Problems and tasks:
1 > In the passage on unordered files, what name is given to the extra byte or bit stored with each record to mark it as deleted?
2 > List, in order, the steps that the passage on unordered files says a program must take to delete a record.
3 > Write a continuation of the passage on unordered files, starting after its last sentence.

Text passage:
□ □ □ □ □

However, searching for a record using any search condition involves a linear search through the file block by
block—an expensive procedure. If only one record satisfies the search
condition, then, on the average, a program will read into memory and search
half the file blocks before it finds the record. For a file of b blocks, this requires searching (b/2) blocks, on average. If no records
or several records satisfy the search condition, the program must read and
search all b blocks in the file.
To delete a record, a program must first find its block, copy the block
into a buffer, delete the record from the buffer, and finally rewrite the block back to the disk.
This leaves unused space in the disk block. Deleting a large number of records
in this way results in wasted storage space. Another technique used for record
deletion is to have an extra byte or bit, called a deletion marker, stored with each record. A record is deleted by
setting the deletion marker to a certain value. A different value for the
marker indicates a valid (not deleted) record. Search programs consider only
valid records in a block when conducting their search. Both of these deletion
techniques require periodic reorganization
of the file to reclaim the unused space of deleted records. During
reorganization, the file blocks are accessed consecutively, and records are
packed by removing deleted records. After such a reorganization, the blocks are
filled to capacity once more. Another possibility is to use the space of
deleted records when inserting new records, although this requires extra
bookkeeping to keep track of empty locations.
We can use either spanned or unspanned organization for an unordered
file, and it may be used with either fixed-length or variable-length records.

□ □ □ □ □

Dataset excerpt:
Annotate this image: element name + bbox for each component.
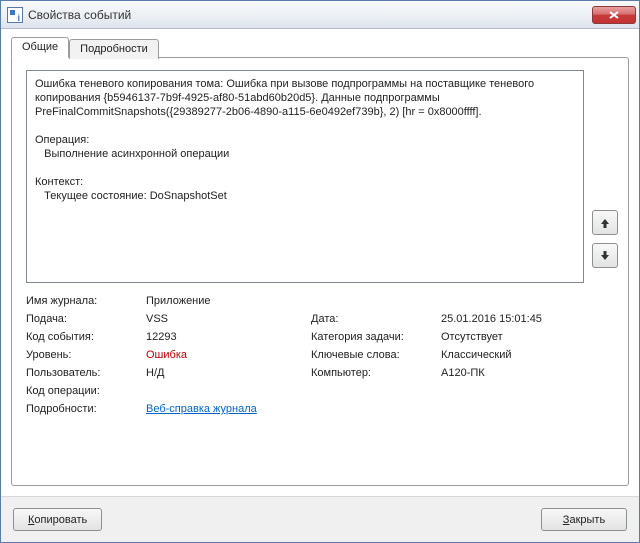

□ □ □ □ □

Exercise results:
1 > A deletion marker.

2 >
1. Find the record's block.
2. Copy the block into a buffer.
3. Delete the record from the buffer.
4. Rewrite the block back to the disk.

3 >
Modifying a variable-length record may require deleting the old record and
inserting a modified record because the modified record may not fit in its old
space on disk.
To read all records in order of the values of some field, we create a
sorted copy of the file. Sorting is an expensive operation for a large disk
file, and special techniques for external
sorting are used (see Chapter 19).
For a file of unordered fixed-length
records using unspanned blocks
and contiguous allocation, it is straightforward to access any record by its position in the file. If the file records are numbered 0, 1, 2, ..., r − 1 and the records in each block
are numbered 0, 1, ..., bfr − 1, where bfr is the blocking
factor, then the ith record of the
file is located in block (i/bfr) and
is the (i mod bfr)th record in that block. Such a file is often called a relative or direct file because records can easily be accessed directly by
their relative positions. Accessing a record by its position does not help
locate a record based on a search condition; however, it facilitates the
construction of access paths on the file, such as the indexes discussed in
Chapter 18.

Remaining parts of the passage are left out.